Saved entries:

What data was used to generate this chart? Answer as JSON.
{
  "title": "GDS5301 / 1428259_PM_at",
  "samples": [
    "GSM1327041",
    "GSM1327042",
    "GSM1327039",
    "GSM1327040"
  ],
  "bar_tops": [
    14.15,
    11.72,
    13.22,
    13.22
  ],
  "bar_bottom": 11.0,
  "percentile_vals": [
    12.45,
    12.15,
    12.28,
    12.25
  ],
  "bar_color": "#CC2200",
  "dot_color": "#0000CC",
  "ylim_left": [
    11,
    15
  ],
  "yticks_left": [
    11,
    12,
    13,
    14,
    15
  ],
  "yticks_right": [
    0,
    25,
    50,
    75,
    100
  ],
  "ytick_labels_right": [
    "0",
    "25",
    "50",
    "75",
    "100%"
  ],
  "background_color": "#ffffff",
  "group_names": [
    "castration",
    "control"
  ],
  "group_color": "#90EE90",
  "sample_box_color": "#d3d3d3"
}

BRIEF:
Give back all the records exactly as they stand.

ANSWER TO THE EXERCISE:
What data was used to generate this chart? Answer as JSON.
{
  "title": "GDS5301 / 1428259_PM_at",
  "samples": [
    "GSM1327041",
    "GSM1327042",
    "GSM1327039",
    "GSM1327040"
  ],
  "bar_tops": [
    14.15,
    11.72,
    13.22,
    13.22
  ],
  "bar_bottom": 11.0,
  "percentile_vals": [
    12.45,
    12.15,
    12.28,
    12.25
  ],
  "bar_color": "#CC2200",
  "dot_color": "#0000CC",
  "ylim_left": [
    11,
    15
  ],
  "yticks_left": [
    11,
    12,
    13,
    14,
    15
  ],
  "yticks_right": [
    0,
    25,
    50,
    75,
    100
  ],
  "ytick_labels_right": [
    "0",
    "25",
    "50",
    "75",
    "100%"
  ],
  "background_color": "#ffffff",
  "group_names": [
    "castration",
    "control"
  ],
  "group_color": "#90EE90",
  "sample_box_color": "#d3d3d3"
}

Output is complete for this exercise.